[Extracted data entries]
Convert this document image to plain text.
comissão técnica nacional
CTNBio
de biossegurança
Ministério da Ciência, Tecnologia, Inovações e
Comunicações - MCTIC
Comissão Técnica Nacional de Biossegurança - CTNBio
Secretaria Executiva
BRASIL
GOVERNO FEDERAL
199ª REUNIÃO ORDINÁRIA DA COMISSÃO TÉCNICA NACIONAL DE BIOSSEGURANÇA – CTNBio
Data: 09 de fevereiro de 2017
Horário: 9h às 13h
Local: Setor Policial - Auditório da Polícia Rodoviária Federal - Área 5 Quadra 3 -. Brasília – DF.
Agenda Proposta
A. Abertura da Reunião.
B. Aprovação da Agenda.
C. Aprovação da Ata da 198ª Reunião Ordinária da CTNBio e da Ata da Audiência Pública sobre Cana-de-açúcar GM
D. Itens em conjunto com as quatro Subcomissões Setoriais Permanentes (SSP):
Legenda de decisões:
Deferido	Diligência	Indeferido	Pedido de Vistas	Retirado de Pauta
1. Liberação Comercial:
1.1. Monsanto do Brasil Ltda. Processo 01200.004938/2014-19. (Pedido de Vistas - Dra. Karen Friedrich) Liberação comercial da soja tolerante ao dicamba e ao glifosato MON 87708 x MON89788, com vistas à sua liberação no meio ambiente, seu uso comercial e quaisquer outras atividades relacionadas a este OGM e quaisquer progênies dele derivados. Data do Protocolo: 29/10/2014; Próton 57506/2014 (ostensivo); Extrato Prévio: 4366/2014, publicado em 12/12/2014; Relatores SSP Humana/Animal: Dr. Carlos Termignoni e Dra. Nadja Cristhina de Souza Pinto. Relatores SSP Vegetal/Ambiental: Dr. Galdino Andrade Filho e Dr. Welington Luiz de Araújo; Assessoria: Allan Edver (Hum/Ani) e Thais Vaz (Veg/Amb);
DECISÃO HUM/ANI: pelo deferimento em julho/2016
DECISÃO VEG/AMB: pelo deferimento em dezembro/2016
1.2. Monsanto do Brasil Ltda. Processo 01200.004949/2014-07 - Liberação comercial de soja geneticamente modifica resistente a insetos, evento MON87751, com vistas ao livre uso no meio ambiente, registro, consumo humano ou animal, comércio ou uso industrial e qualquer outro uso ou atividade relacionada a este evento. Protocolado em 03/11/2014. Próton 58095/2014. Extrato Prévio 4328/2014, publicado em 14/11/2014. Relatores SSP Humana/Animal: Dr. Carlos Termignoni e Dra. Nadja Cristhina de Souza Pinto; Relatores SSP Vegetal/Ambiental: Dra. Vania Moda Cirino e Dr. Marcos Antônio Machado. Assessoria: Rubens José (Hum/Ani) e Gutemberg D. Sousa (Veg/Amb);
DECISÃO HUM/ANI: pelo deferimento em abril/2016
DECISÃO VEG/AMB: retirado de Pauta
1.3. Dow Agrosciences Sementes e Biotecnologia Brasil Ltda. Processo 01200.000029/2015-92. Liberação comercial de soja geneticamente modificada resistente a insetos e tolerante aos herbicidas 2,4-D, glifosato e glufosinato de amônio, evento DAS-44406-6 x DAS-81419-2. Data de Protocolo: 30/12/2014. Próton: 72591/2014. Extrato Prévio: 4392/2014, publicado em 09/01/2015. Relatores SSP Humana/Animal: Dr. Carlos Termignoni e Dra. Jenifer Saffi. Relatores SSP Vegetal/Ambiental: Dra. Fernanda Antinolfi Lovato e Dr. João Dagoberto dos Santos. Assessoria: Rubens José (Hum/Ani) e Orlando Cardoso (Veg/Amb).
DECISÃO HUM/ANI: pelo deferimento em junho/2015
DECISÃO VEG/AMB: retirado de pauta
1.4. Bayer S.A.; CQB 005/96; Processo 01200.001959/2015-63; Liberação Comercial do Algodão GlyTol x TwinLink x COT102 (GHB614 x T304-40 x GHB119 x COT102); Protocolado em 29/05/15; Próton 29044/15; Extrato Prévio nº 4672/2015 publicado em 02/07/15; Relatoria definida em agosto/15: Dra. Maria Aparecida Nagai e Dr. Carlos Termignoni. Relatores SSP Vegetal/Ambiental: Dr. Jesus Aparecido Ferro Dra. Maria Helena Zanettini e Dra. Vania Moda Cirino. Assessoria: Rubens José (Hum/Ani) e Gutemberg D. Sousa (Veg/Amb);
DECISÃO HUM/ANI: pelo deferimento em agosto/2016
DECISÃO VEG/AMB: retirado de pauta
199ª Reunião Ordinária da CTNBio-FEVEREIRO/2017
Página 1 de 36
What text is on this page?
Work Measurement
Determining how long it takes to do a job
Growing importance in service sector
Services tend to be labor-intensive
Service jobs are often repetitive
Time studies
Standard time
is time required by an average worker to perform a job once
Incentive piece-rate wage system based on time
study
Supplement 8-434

> _Exercise aim_
Exactly as written, give the line containing "What text is on this page?" and all remaining lines of the records.

> _Reply to the exercise_
What text is on this page?
Work Measurement
Determining how long it takes to do a job
Growing importance in service sector
Services tend to be labor-intensive
Service jobs are often repetitive
Time studies
Standard time
is time required by an average worker to perform a job once
Incentive piece-rate wage system based on time
study
Supplement 8-434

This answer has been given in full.